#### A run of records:
###
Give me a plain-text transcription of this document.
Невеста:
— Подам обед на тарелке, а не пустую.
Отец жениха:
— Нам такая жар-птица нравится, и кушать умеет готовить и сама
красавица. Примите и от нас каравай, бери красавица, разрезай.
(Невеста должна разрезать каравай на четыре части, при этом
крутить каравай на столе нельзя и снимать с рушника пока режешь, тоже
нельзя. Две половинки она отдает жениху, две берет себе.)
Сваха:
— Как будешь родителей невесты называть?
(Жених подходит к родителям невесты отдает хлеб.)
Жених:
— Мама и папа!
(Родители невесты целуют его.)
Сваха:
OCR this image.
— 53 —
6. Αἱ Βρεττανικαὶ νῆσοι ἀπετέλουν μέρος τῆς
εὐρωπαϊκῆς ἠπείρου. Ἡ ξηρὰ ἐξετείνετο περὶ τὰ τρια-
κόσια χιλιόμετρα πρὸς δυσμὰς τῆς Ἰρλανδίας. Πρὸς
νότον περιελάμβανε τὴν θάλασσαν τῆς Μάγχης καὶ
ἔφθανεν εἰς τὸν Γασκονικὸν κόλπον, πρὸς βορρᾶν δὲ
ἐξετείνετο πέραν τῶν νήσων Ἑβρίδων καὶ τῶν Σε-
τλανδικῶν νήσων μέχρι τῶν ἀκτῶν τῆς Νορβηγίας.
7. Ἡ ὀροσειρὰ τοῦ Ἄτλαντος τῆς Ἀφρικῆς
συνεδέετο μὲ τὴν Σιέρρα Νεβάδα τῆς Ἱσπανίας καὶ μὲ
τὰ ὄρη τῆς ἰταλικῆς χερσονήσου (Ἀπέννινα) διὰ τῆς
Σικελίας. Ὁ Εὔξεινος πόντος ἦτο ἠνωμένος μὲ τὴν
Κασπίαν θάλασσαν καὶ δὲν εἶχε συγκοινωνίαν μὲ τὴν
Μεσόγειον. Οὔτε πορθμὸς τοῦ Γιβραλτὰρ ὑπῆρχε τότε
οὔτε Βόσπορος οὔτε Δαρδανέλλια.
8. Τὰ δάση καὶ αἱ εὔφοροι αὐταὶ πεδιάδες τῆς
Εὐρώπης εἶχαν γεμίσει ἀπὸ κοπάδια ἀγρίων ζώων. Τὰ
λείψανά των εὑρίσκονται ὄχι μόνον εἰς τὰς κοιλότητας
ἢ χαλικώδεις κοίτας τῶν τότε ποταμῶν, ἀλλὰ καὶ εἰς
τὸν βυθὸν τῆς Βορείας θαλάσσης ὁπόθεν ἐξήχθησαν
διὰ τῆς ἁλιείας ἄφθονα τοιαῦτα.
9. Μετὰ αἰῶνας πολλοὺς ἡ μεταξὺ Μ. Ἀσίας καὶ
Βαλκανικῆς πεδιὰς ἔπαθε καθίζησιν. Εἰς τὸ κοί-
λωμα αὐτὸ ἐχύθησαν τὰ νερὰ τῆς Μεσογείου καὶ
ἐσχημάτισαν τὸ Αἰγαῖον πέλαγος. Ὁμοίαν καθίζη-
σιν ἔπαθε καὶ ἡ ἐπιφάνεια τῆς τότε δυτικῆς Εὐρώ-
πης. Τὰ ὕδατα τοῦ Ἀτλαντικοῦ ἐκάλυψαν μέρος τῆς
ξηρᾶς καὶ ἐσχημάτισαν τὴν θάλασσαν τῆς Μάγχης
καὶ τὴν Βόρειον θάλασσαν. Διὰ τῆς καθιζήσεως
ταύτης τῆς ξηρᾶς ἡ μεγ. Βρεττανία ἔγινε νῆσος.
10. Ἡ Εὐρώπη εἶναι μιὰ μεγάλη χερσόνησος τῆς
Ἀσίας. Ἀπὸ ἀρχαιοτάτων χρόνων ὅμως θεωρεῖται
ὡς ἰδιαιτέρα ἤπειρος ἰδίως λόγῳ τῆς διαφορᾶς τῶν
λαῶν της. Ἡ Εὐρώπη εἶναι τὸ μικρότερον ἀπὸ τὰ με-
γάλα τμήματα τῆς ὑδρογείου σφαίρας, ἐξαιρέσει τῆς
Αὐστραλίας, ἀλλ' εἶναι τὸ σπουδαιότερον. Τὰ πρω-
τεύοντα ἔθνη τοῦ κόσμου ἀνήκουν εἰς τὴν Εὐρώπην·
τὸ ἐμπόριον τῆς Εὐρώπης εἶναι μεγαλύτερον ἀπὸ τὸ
###
#### Task prompt:
Take each line of the material that contains the word "ἐξετείνετο" and list it.

#### Written solution:
εὐρωπαϊκῆς ἠπείρου. Ἡ ξηρὰ ἐξετείνετο περὶ τὰ τρια-
ἐξετείνετο πέραν τῶν νήσων Ἑβρίδων καὶ τῶν Σε-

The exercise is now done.